Можно проследить связь провозглашенных целей с последующими проблемами ЕЭС и его преемника — Евросоюза. Это объединение обещало мир и процветание, но путь к их достижению лежал через беспрецедентно близкий союз европейских народов. Границы сближения нигде не были упомянуты. Идея тесного союза приходила в противоречие с принципом уникальности наций и объективными различиями между ними. С другой стороны, как смогли бы Франция и Германия без тесного союза, имея такую историю, гарантировать всем мир и процветание? В общем, с самого начала идея европейской интеграции несла в себе это противоречие, которое до сих пор не нашло окончательного решения.

ЕЭС явилось также инструментом холодной войны. Франция и Германия были объединены друг с другом также в рамках НАТО. Германия выступала передовой линией, защищавшей североевропейскую равнину, Франция — тылом, куда при необходимости могло высадиться американское подкрепление. Включение Италии в НАТО и ЕЭС завершало картину. Италия была меньше других вовлечена в разработку Римского договора. Но участие этого государства во всех европейских объединениях являлось критически важным, так как оно представляло собой южный фланг НАТО, а за вычетом формально нейтральных Австрии и Швейцарии вхождение Италии в ЕЭС завершало формирование геополитической линии раздела всего Европейского полуострова.
○ ○ ○ ○ ○
Задачи
1. Согласуются ли с фрагментом документа следующие утверждения? Для каждого ответьте «да» или «нет» и приведите решающие слова текста точной цитатой.
(a) Пределы сближения европейских народов были чётко обозначены.
(b) Италия участвовала в разработке Римского договора меньше других.
(c) В рамках НАТО Франция служила передовой линией обороны.
2. Чем Италия была для НАТО согласно фрагменту документа?
3. Перепишите дословно часть фрагмента документа между словами «Можно проследить связь» и «нашло окончательного решения.» включительно.
Приведённые далее строки никак не связаны с фрагментом документа.

Выдержки из данных
○ ○ ○ ○ ○
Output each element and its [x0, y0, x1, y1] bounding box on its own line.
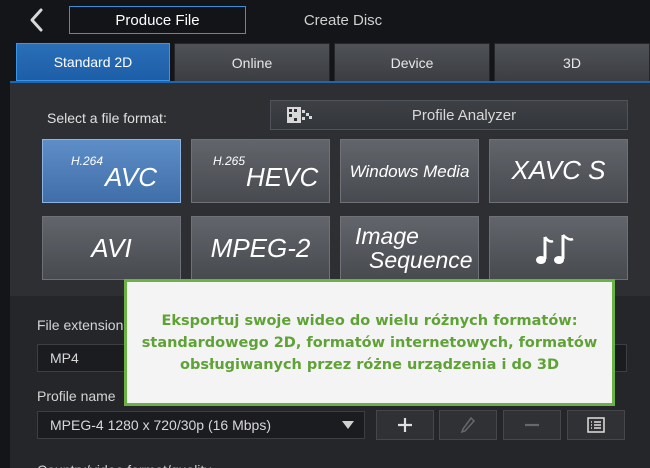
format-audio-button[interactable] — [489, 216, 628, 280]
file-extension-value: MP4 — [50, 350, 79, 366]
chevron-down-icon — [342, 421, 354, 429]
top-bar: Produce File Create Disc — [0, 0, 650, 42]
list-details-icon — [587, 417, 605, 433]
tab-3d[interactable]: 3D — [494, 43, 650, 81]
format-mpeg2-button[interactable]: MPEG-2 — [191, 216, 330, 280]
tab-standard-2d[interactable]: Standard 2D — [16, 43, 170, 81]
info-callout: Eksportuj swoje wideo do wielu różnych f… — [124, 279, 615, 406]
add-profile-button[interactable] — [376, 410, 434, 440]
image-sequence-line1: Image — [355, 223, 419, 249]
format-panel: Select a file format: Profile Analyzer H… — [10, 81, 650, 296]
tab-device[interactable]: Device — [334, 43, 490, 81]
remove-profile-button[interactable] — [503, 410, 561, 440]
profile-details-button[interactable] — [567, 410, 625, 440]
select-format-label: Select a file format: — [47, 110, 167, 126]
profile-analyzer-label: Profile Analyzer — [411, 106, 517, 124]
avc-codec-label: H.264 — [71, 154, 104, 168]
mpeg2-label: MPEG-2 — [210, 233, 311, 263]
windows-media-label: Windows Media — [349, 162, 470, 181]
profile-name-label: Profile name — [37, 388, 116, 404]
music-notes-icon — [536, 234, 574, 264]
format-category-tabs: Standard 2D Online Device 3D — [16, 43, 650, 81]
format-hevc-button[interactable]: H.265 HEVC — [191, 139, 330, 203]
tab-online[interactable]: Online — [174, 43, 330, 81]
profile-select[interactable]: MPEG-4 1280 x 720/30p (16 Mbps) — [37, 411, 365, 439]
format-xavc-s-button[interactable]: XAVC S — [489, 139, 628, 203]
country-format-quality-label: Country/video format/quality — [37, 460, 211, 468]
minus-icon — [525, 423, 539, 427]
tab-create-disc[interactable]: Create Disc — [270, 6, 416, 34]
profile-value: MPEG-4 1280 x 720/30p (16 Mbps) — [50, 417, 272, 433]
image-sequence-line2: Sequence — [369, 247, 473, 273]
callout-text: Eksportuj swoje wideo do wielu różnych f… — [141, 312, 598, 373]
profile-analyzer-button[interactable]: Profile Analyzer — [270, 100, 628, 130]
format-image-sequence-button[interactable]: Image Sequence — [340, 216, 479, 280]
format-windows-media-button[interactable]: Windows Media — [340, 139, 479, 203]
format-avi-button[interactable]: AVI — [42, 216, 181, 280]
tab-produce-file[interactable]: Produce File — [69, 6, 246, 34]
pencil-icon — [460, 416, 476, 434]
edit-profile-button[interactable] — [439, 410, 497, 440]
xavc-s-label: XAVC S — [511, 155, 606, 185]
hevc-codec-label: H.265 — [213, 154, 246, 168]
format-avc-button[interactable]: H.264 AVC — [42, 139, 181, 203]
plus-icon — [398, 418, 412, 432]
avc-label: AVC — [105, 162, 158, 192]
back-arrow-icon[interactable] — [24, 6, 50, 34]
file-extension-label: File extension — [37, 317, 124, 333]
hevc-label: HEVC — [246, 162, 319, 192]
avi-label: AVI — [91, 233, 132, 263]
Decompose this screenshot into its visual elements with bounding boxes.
○ ○ ○ ○ ○
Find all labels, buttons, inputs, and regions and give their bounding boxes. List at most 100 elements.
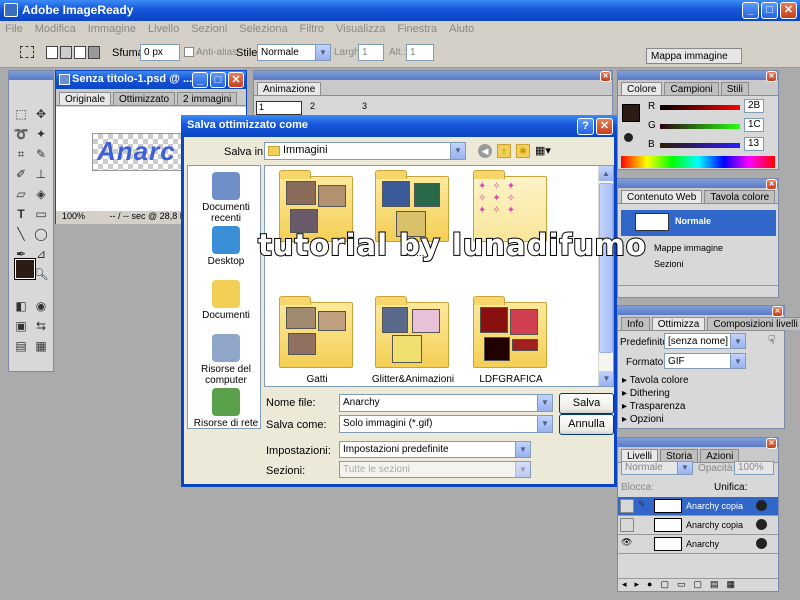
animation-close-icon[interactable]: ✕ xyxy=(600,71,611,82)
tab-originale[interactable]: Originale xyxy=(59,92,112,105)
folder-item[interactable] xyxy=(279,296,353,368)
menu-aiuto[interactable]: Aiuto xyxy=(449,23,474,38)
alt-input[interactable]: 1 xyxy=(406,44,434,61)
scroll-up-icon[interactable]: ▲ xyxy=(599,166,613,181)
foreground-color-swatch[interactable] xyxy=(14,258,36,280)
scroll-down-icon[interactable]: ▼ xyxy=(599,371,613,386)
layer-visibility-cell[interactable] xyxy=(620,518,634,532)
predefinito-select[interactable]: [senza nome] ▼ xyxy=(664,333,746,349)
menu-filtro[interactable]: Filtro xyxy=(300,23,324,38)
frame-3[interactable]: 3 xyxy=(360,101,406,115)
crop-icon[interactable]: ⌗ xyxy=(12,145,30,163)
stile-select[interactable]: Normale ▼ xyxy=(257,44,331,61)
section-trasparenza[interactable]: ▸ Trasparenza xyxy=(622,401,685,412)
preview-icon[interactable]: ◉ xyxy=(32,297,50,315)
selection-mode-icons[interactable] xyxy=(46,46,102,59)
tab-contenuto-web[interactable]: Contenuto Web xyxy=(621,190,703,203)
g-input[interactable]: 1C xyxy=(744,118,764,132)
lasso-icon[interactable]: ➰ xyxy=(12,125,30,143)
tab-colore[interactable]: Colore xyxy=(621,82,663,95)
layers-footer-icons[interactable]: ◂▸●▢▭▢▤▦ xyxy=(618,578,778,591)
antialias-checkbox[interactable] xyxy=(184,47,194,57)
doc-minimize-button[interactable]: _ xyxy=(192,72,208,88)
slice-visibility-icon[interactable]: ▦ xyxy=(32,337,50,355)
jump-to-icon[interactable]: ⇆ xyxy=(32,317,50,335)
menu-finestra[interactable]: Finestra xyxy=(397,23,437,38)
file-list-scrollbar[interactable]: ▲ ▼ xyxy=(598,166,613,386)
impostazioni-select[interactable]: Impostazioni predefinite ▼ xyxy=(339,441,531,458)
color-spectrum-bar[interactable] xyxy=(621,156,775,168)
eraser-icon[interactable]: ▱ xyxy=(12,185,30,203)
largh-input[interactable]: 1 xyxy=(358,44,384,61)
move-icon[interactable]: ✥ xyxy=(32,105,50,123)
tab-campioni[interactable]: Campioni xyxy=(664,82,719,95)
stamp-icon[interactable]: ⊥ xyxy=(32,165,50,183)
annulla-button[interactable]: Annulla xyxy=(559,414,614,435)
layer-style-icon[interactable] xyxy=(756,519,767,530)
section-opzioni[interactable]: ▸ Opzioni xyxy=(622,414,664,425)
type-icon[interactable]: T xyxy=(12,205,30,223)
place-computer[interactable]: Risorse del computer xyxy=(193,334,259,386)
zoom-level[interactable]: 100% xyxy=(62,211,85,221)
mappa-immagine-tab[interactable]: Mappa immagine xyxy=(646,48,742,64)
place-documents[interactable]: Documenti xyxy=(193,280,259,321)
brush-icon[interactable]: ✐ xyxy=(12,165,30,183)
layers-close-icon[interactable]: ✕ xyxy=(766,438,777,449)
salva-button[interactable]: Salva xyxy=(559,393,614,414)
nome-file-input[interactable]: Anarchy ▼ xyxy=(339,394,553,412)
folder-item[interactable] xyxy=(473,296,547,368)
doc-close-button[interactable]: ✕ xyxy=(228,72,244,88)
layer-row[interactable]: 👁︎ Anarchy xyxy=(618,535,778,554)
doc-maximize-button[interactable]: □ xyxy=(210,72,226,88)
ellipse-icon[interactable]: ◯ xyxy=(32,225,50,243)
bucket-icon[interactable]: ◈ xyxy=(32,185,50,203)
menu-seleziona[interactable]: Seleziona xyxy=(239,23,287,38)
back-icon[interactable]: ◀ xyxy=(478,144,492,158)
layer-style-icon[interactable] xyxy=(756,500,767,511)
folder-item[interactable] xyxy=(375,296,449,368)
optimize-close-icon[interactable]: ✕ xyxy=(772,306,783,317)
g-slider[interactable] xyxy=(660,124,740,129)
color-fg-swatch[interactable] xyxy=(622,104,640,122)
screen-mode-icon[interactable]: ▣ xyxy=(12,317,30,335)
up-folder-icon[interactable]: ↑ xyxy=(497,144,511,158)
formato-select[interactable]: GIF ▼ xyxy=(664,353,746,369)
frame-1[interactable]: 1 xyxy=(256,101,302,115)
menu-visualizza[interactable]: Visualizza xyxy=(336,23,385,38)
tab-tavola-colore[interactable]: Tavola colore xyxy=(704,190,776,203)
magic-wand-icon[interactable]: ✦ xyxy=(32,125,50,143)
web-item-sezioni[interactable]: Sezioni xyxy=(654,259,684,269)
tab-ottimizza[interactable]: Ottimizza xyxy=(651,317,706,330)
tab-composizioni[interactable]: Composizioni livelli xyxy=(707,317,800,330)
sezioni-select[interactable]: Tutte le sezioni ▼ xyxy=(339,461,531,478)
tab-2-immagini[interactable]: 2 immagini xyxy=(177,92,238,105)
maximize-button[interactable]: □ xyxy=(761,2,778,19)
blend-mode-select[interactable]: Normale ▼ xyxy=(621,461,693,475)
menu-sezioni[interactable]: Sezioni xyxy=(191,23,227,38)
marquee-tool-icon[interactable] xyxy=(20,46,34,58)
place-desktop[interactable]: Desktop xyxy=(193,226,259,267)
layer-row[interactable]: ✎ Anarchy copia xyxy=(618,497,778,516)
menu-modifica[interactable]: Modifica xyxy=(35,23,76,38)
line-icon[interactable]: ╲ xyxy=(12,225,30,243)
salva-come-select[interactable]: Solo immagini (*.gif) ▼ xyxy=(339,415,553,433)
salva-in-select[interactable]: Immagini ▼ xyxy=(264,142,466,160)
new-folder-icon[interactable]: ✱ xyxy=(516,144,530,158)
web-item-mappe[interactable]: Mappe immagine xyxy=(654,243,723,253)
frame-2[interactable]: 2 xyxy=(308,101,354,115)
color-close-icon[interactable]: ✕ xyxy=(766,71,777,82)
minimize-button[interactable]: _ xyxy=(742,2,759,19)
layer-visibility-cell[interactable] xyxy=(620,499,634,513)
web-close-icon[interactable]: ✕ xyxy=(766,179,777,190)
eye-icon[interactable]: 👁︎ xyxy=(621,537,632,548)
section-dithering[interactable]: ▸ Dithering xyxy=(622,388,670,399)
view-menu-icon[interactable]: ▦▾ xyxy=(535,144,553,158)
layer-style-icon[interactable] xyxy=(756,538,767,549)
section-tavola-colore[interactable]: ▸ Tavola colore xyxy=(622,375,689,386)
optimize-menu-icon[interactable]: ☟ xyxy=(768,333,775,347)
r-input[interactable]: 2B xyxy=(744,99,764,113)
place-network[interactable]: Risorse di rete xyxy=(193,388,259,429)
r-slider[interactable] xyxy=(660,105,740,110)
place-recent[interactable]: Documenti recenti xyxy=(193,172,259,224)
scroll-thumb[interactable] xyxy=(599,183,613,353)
○ ○ ○ ○ ○
Полные решения
1.
(a) Нет: «Границы сближения нигде не были упомянуты.»
(b) Да: «Италия была меньше других вовлечена в разработку Римского договора.»
(c) Нет: «Франция — тылом, куда при необходимости могло высадиться американское подкрепление.»

2. Италия представляла собой южный фланг НАТО.

3.
Можно проследить связь провозглашенных целей с последующими проблемами ЕЭС и его преемника — Евросоюза. Это объединение обещало мир и процветание, но путь к их достижению лежал через беспрецедентно близкий союз европейских народов. Границы сближения нигде не были упомянуты. Идея тесного союза приходила в противоречие с принципом уникальности наций и объективными различиями между ними. С другой стороны, как смогли бы Франция и Германия без тесного союза, имея такую историю, гарантировать всем мир и процветание? В общем, с самого начала идея европейской интеграции несла в себе это противоречие, которое до сих пор не нашло окончательного решения.